Your goal: Below are entries. Pull out all lines containing "subtitle".

Data entries:
-------

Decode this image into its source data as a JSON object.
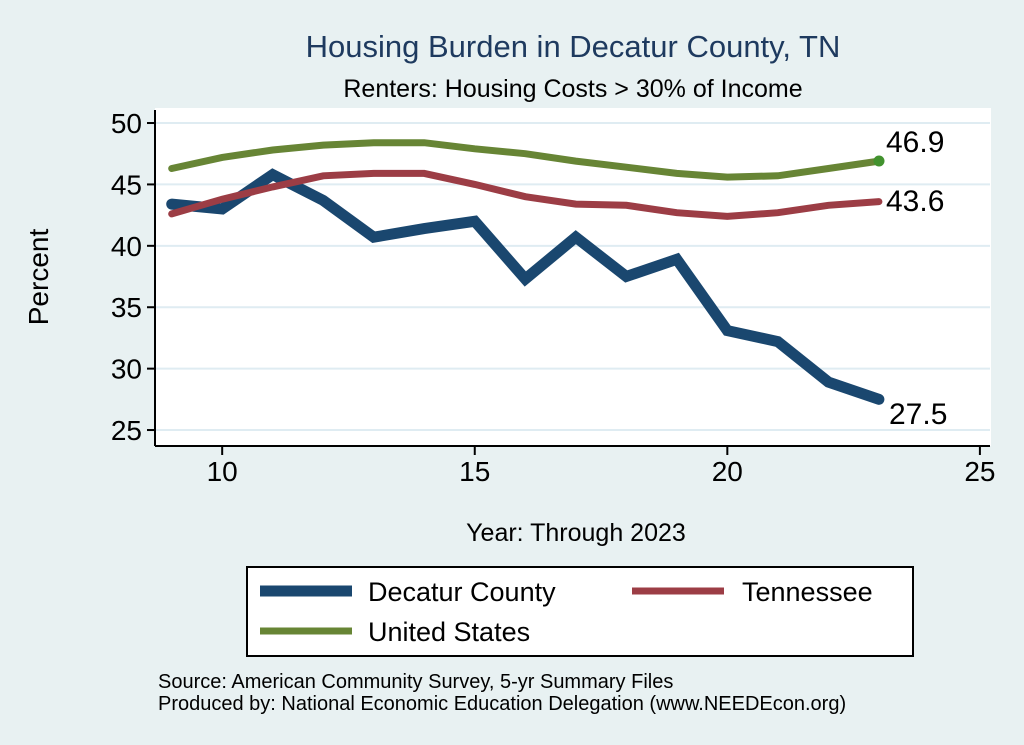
{
  "title": "Housing Burden in Decatur County, TN",
  "subtitle": "Renters: Housing Costs > 30% of Income",
  "chart_data": {
    "type": "line",
    "x": [
      2009,
      2010,
      2011,
      2012,
      2013,
      2014,
      2015,
      2016,
      2017,
      2018,
      2019,
      2020,
      2021,
      2022,
      2023
    ],
    "x_plotted_as": [
      9,
      10,
      11,
      12,
      13,
      14,
      15,
      16,
      17,
      18,
      19,
      20,
      21,
      22,
      23
    ],
    "series": [
      {
        "name": "Decatur County",
        "color": "#1a476f",
        "line_width": 11,
        "values": [
          43.4,
          43.0,
          45.8,
          43.7,
          40.7,
          41.4,
          42.0,
          37.3,
          40.7,
          37.5,
          38.9,
          33.1,
          32.2,
          28.9,
          27.5
        ],
        "end_label": "27.5"
      },
      {
        "name": "Tennessee",
        "color": "#9c3d45",
        "line_width": 7,
        "values": [
          42.6,
          43.8,
          44.8,
          45.7,
          45.9,
          45.9,
          45.0,
          44.0,
          43.4,
          43.3,
          42.7,
          42.4,
          42.7,
          43.3,
          43.6
        ],
        "end_label": "43.6"
      },
      {
        "name": "United States",
        "color": "#678535",
        "line_width": 7,
        "values": [
          46.3,
          47.2,
          47.8,
          48.2,
          48.4,
          48.4,
          47.9,
          47.5,
          46.9,
          46.4,
          45.9,
          45.6,
          45.7,
          46.3,
          46.9
        ],
        "end_label": "46.9",
        "end_marker": true,
        "end_marker_color": "#42922e"
      }
    ],
    "xlabel": "Year: Through 2023",
    "ylabel": "Percent",
    "xticks": [
      10,
      15,
      20,
      25
    ],
    "yticks": [
      25,
      30,
      35,
      40,
      45,
      50
    ],
    "xlim": [
      8.67,
      25.2
    ],
    "ylim": [
      23.7,
      51.06
    ],
    "grid": "horizontal",
    "legend_position": "bottom"
  },
  "colors": {
    "background": "#e8f1f2",
    "plot_background": "#ffffff",
    "gridline": "#dfecf2",
    "axis": "#000000",
    "title_text": "#1e3a5f"
  },
  "footer": {
    "line1": "Source: American Community Survey, 5-yr Summary Files",
    "line2": "Produced by: National Economic Education Delegation (www.NEEDEcon.org)"
  }
}
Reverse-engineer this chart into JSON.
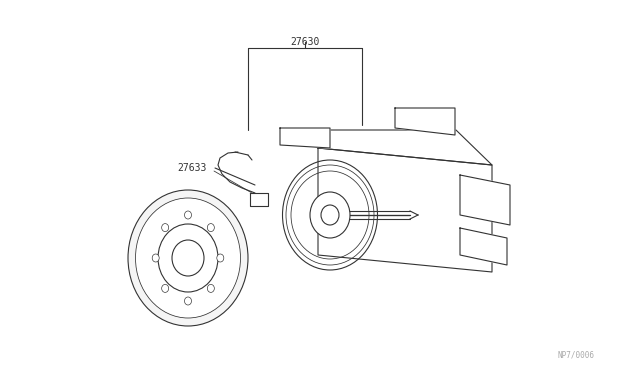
{
  "bg_color": "#ffffff",
  "line_color": "#333333",
  "label_27630": "27630",
  "label_27633": "27633",
  "watermark": "NP7/0006",
  "fig_width": 6.4,
  "fig_height": 3.72,
  "dpi": 100
}
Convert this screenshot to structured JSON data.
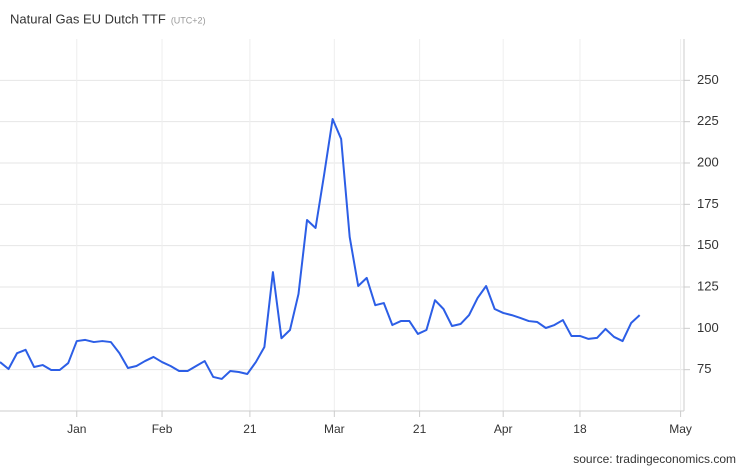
{
  "chart_data": {
    "type": "line",
    "title": "Natural Gas EU Dutch TTF",
    "subtitle": "(UTC+2)",
    "source": "source: tradingeconomics.com",
    "series": [
      {
        "name": "Natural Gas EU Dutch TTF",
        "color": "#2c5ee6",
        "values": [
          79.6,
          75.4,
          85,
          87,
          76.6,
          77.8,
          74.8,
          74.8,
          79,
          92.3,
          93,
          91.7,
          92.3,
          91.7,
          85,
          76,
          77.2,
          80.2,
          82.7,
          79.6,
          77.2,
          74.2,
          74.2,
          77.2,
          80.2,
          70.6,
          69.4,
          74.2,
          73.6,
          72.4,
          79.6,
          88.7,
          134,
          94,
          99,
          120.8,
          165.5,
          160.7,
          192.8,
          226.6,
          214.5,
          155.3,
          125.6,
          130.5,
          114,
          115.3,
          102,
          104.4,
          104.4,
          96.6,
          99,
          117,
          111.7,
          101.4,
          102.6,
          108,
          118.4,
          125.6,
          111.7,
          109.3,
          108,
          106.3,
          104.4,
          103.8,
          100.2,
          102,
          105,
          95.4,
          95.4,
          93.6,
          94.2,
          99.6,
          94.8,
          92.3,
          103.2,
          108
        ]
      }
    ],
    "xlim": [
      0,
      80.2
    ],
    "xticks": [
      {
        "value": 9.0,
        "label": "Jan"
      },
      {
        "value": 19.0,
        "label": "Feb"
      },
      {
        "value": 29.3,
        "label": "21"
      },
      {
        "value": 39.2,
        "label": "Mar"
      },
      {
        "value": 49.2,
        "label": "21"
      },
      {
        "value": 59.0,
        "label": "Apr"
      },
      {
        "value": 68.0,
        "label": "18"
      },
      {
        "value": 79.8,
        "label": "May"
      }
    ],
    "ylim": [
      50,
      275
    ],
    "yticks": [
      75,
      100,
      125,
      150,
      175,
      200,
      225,
      250
    ],
    "grid": true
  }
}
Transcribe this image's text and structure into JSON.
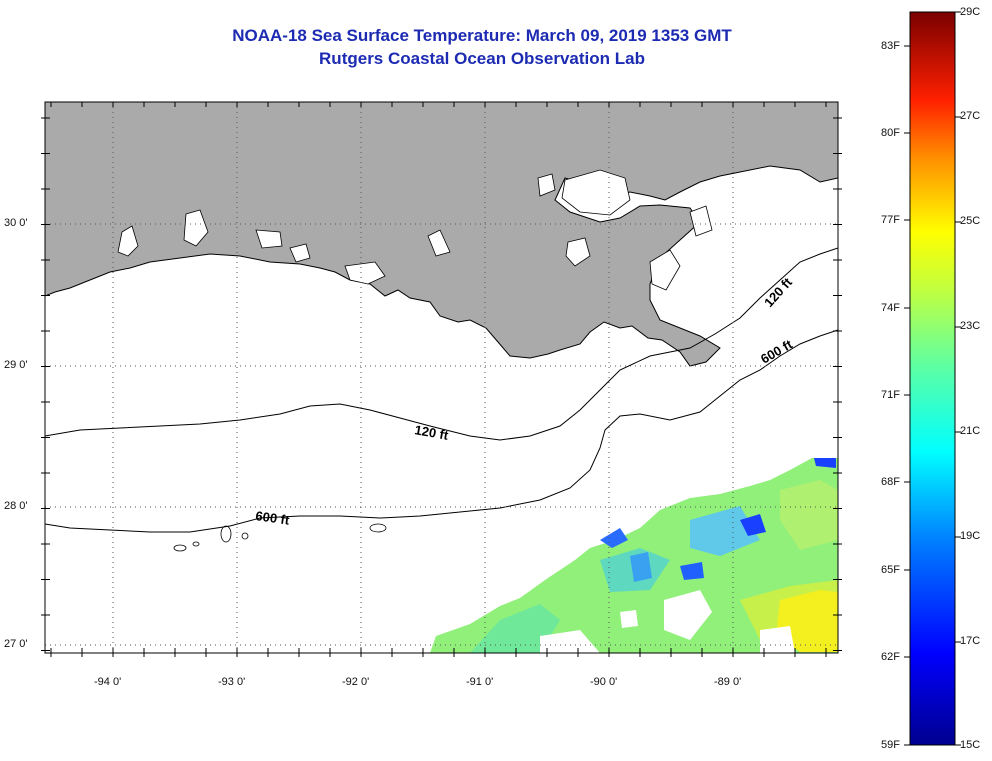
{
  "header": {
    "title": "NOAA-18 Sea Surface Temperature:  March 09, 2019 1353 GMT",
    "subtitle": "Rutgers Coastal Ocean Observation Lab"
  },
  "map": {
    "lat_labels": [
      "30 0'",
      "29 0'",
      "28 0'",
      "27 0'"
    ],
    "lon_labels": [
      "-94 0'",
      "-93 0'",
      "-92 0'",
      "-91 0'",
      "-90 0'",
      "-89 0'"
    ],
    "contours": {
      "shallow": "120 ft",
      "deep": "600 ft",
      "shallow_east": "120 ft",
      "deep_east": "600 ft"
    },
    "colors": {
      "land": "#aaaaaa",
      "water_no_data": "#ffffff",
      "frame": "#000000"
    }
  },
  "colorbar": {
    "fahrenheit_labels": [
      "83F",
      "80F",
      "77F",
      "74F",
      "71F",
      "68F",
      "65F",
      "62F",
      "59F"
    ],
    "celsius_labels": [
      "29C",
      "27C",
      "25C",
      "23C",
      "21C",
      "19C",
      "17C",
      "15C"
    ],
    "range_c": [
      15,
      29
    ],
    "colors": [
      "#00008f",
      "#0000ff",
      "#0080ff",
      "#00ffff",
      "#80ff80",
      "#ffff00",
      "#ff8000",
      "#ff0000",
      "#800000"
    ]
  }
}
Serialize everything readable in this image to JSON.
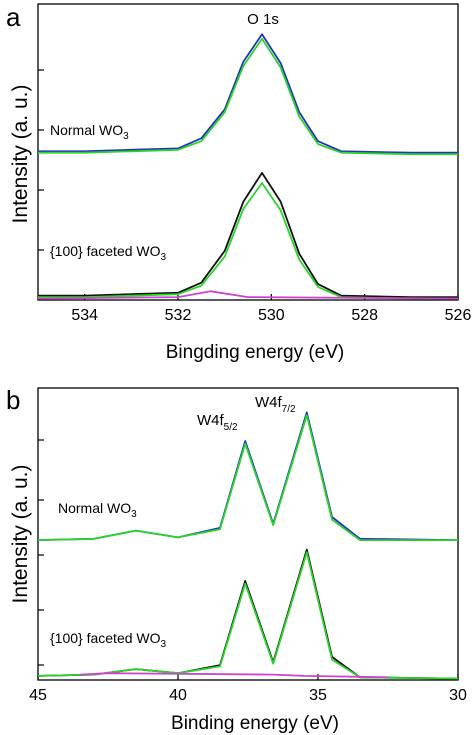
{
  "chart_data": [
    {
      "type": "line",
      "panel_label": "a",
      "xlabel": "Bingding energy (eV)",
      "ylabel": "Intensity (a. u.)",
      "xlim": [
        535,
        526
      ],
      "x_ticks": [
        534,
        532,
        530,
        528,
        526
      ],
      "x_tick_labels": [
        "534",
        "532",
        "530",
        "528",
        "526"
      ],
      "reversed_x": true,
      "peak_label": "O 1s",
      "sample_labels": {
        "top_prefix": "Normal WO",
        "top_sub": "3",
        "bottom_prefix": "{100} faceted WO",
        "bottom_sub": "3"
      },
      "series": [
        {
          "color": "#2233bb",
          "values": [
            {
              "x": 535.0,
              "y": 1.03
            },
            {
              "x": 534.0,
              "y": 1.03
            },
            {
              "x": 533.0,
              "y": 1.04
            },
            {
              "x": 532.0,
              "y": 1.05
            },
            {
              "x": 531.5,
              "y": 1.12
            },
            {
              "x": 531.0,
              "y": 1.32
            },
            {
              "x": 530.6,
              "y": 1.65
            },
            {
              "x": 530.2,
              "y": 1.84
            },
            {
              "x": 529.8,
              "y": 1.64
            },
            {
              "x": 529.4,
              "y": 1.3
            },
            {
              "x": 529.0,
              "y": 1.1
            },
            {
              "x": 528.5,
              "y": 1.03
            },
            {
              "x": 527.0,
              "y": 1.02
            },
            {
              "x": 526.0,
              "y": 1.02
            }
          ]
        },
        {
          "color": "#2bd42b",
          "values": [
            {
              "x": 535.0,
              "y": 1.02
            },
            {
              "x": 534.0,
              "y": 1.02
            },
            {
              "x": 533.0,
              "y": 1.03
            },
            {
              "x": 532.0,
              "y": 1.04
            },
            {
              "x": 531.5,
              "y": 1.1
            },
            {
              "x": 531.0,
              "y": 1.3
            },
            {
              "x": 530.6,
              "y": 1.62
            },
            {
              "x": 530.2,
              "y": 1.81
            },
            {
              "x": 529.8,
              "y": 1.61
            },
            {
              "x": 529.4,
              "y": 1.27
            },
            {
              "x": 529.0,
              "y": 1.08
            },
            {
              "x": 528.5,
              "y": 1.02
            },
            {
              "x": 527.0,
              "y": 1.01
            },
            {
              "x": 526.0,
              "y": 1.01
            }
          ]
        },
        {
          "color": "#111111",
          "values": [
            {
              "x": 535.0,
              "y": 0.03
            },
            {
              "x": 534.0,
              "y": 0.03
            },
            {
              "x": 533.0,
              "y": 0.04
            },
            {
              "x": 532.0,
              "y": 0.05
            },
            {
              "x": 531.5,
              "y": 0.12
            },
            {
              "x": 531.0,
              "y": 0.34
            },
            {
              "x": 530.6,
              "y": 0.68
            },
            {
              "x": 530.2,
              "y": 0.88
            },
            {
              "x": 529.8,
              "y": 0.68
            },
            {
              "x": 529.4,
              "y": 0.32
            },
            {
              "x": 529.0,
              "y": 0.11
            },
            {
              "x": 528.5,
              "y": 0.03
            },
            {
              "x": 527.0,
              "y": 0.02
            },
            {
              "x": 526.0,
              "y": 0.02
            }
          ]
        },
        {
          "color": "#2bd42b",
          "values": [
            {
              "x": 535.0,
              "y": 0.02
            },
            {
              "x": 534.0,
              "y": 0.02
            },
            {
              "x": 533.0,
              "y": 0.03
            },
            {
              "x": 532.0,
              "y": 0.04
            },
            {
              "x": 531.5,
              "y": 0.1
            },
            {
              "x": 531.0,
              "y": 0.3
            },
            {
              "x": 530.6,
              "y": 0.63
            },
            {
              "x": 530.2,
              "y": 0.81
            },
            {
              "x": 529.8,
              "y": 0.62
            },
            {
              "x": 529.4,
              "y": 0.28
            },
            {
              "x": 529.0,
              "y": 0.09
            },
            {
              "x": 528.5,
              "y": 0.02
            },
            {
              "x": 527.0,
              "y": 0.01
            },
            {
              "x": 526.0,
              "y": 0.01
            }
          ]
        },
        {
          "color": "#cc44cc",
          "values": [
            {
              "x": 535.0,
              "y": 0.01
            },
            {
              "x": 532.0,
              "y": 0.02
            },
            {
              "x": 531.3,
              "y": 0.06
            },
            {
              "x": 530.5,
              "y": 0.02
            },
            {
              "x": 526.0,
              "y": 0.01
            }
          ]
        }
      ]
    },
    {
      "type": "line",
      "panel_label": "b",
      "xlabel": "Binding energy (eV)",
      "ylabel": "Intensity (a. u.)",
      "xlim": [
        45,
        30
      ],
      "x_ticks": [
        45,
        40,
        35,
        30
      ],
      "x_tick_labels": [
        "45",
        "40",
        "35",
        "30"
      ],
      "reversed_x": true,
      "peak_labels": {
        "left_main": "W4f",
        "left_sub": "5/2",
        "right_main": "W4f",
        "right_sub": "7/2"
      },
      "sample_labels": {
        "top_prefix": "Normal WO",
        "top_sub": "3",
        "bottom_prefix": "{100} faceted WO",
        "bottom_sub": "3"
      },
      "series": [
        {
          "color": "#2233bb",
          "values": [
            {
              "x": 45.0,
              "y": 1.03
            },
            {
              "x": 43.0,
              "y": 1.04
            },
            {
              "x": 41.5,
              "y": 1.1
            },
            {
              "x": 40.0,
              "y": 1.05
            },
            {
              "x": 38.5,
              "y": 1.12
            },
            {
              "x": 37.6,
              "y": 1.76
            },
            {
              "x": 36.6,
              "y": 1.15
            },
            {
              "x": 35.4,
              "y": 1.97
            },
            {
              "x": 34.5,
              "y": 1.2
            },
            {
              "x": 33.5,
              "y": 1.04
            },
            {
              "x": 30.0,
              "y": 1.03
            }
          ]
        },
        {
          "color": "#2bd42b",
          "values": [
            {
              "x": 45.0,
              "y": 1.03
            },
            {
              "x": 43.0,
              "y": 1.04
            },
            {
              "x": 41.5,
              "y": 1.1
            },
            {
              "x": 40.0,
              "y": 1.05
            },
            {
              "x": 38.5,
              "y": 1.11
            },
            {
              "x": 37.6,
              "y": 1.74
            },
            {
              "x": 36.6,
              "y": 1.14
            },
            {
              "x": 35.4,
              "y": 1.95
            },
            {
              "x": 34.5,
              "y": 1.18
            },
            {
              "x": 33.5,
              "y": 1.03
            },
            {
              "x": 30.0,
              "y": 1.03
            }
          ]
        },
        {
          "color": "#111111",
          "values": [
            {
              "x": 45.0,
              "y": 0.03
            },
            {
              "x": 43.0,
              "y": 0.04
            },
            {
              "x": 41.5,
              "y": 0.08
            },
            {
              "x": 40.0,
              "y": 0.05
            },
            {
              "x": 38.5,
              "y": 0.11
            },
            {
              "x": 37.6,
              "y": 0.73
            },
            {
              "x": 36.6,
              "y": 0.13
            },
            {
              "x": 35.4,
              "y": 0.96
            },
            {
              "x": 34.5,
              "y": 0.17
            },
            {
              "x": 33.5,
              "y": 0.02
            },
            {
              "x": 30.0,
              "y": 0.01
            }
          ]
        },
        {
          "color": "#2bd42b",
          "values": [
            {
              "x": 45.0,
              "y": 0.03
            },
            {
              "x": 43.0,
              "y": 0.04
            },
            {
              "x": 41.5,
              "y": 0.08
            },
            {
              "x": 40.0,
              "y": 0.05
            },
            {
              "x": 38.5,
              "y": 0.1
            },
            {
              "x": 37.6,
              "y": 0.71
            },
            {
              "x": 36.6,
              "y": 0.12
            },
            {
              "x": 35.4,
              "y": 0.94
            },
            {
              "x": 34.5,
              "y": 0.15
            },
            {
              "x": 33.5,
              "y": 0.02
            },
            {
              "x": 30.0,
              "y": 0.01
            }
          ]
        },
        {
          "color": "#cc44cc",
          "values": [
            {
              "x": 43.5,
              "y": 0.04
            },
            {
              "x": 42.5,
              "y": 0.05
            },
            {
              "x": 36.6,
              "y": 0.04
            },
            {
              "x": 35.5,
              "y": 0.03
            },
            {
              "x": 32.5,
              "y": 0.02
            }
          ]
        }
      ]
    }
  ]
}
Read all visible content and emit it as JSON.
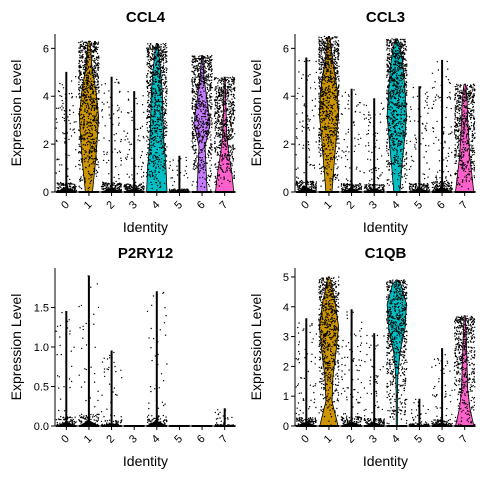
{
  "chart_data": {
    "type": "violin",
    "categories": [
      "0",
      "1",
      "2",
      "3",
      "4",
      "5",
      "6",
      "7"
    ],
    "colors": [
      "#F8766D",
      "#CD9600",
      "#7CAE00",
      "#00BE67",
      "#00BFC4",
      "#00A9FF",
      "#C77CFF",
      "#FF61CC"
    ],
    "xlabel": "Identity",
    "ylabel": "Expression Level",
    "panels": [
      {
        "title": "CCL4",
        "ylim": [
          0,
          6.6
        ],
        "yticks": [
          0,
          2,
          4,
          6
        ],
        "max_values": [
          5.0,
          6.3,
          4.8,
          4.2,
          6.2,
          1.5,
          5.7,
          4.8
        ],
        "median_values": [
          0,
          4.3,
          0,
          0,
          0.2,
          0,
          0,
          0
        ]
      },
      {
        "title": "CCL3",
        "ylim": [
          0,
          6.6
        ],
        "yticks": [
          0,
          2,
          4,
          6
        ],
        "max_values": [
          5.6,
          6.5,
          4.3,
          3.9,
          6.4,
          4.4,
          5.5,
          4.5
        ],
        "median_values": [
          0,
          4.0,
          0,
          0,
          4.0,
          0,
          0,
          0.2
        ]
      },
      {
        "title": "P2RY12",
        "ylim": [
          0,
          2.0
        ],
        "yticks": [
          0,
          0.5,
          1.0,
          1.5
        ],
        "max_values": [
          1.45,
          1.9,
          0.95,
          0,
          1.7,
          0,
          0,
          0.22
        ],
        "median_values": [
          0,
          0,
          0,
          0,
          0,
          0,
          0,
          0
        ]
      },
      {
        "title": "C1QB",
        "ylim": [
          0,
          5.3
        ],
        "yticks": [
          0,
          1,
          2,
          3,
          4,
          5
        ],
        "max_values": [
          3.6,
          5.0,
          3.9,
          3.1,
          4.9,
          0.9,
          2.6,
          3.7
        ],
        "median_values": [
          0,
          3.6,
          0,
          0,
          4.2,
          0,
          0,
          0
        ]
      }
    ]
  }
}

-------

Result of this task:
  "subtitle": "Renters: Housing Costs > 30% of Income",
    "subtitle": "(UTC+2)",
    "subtitle": "Rutgers Coastal Ocean Observation Lab"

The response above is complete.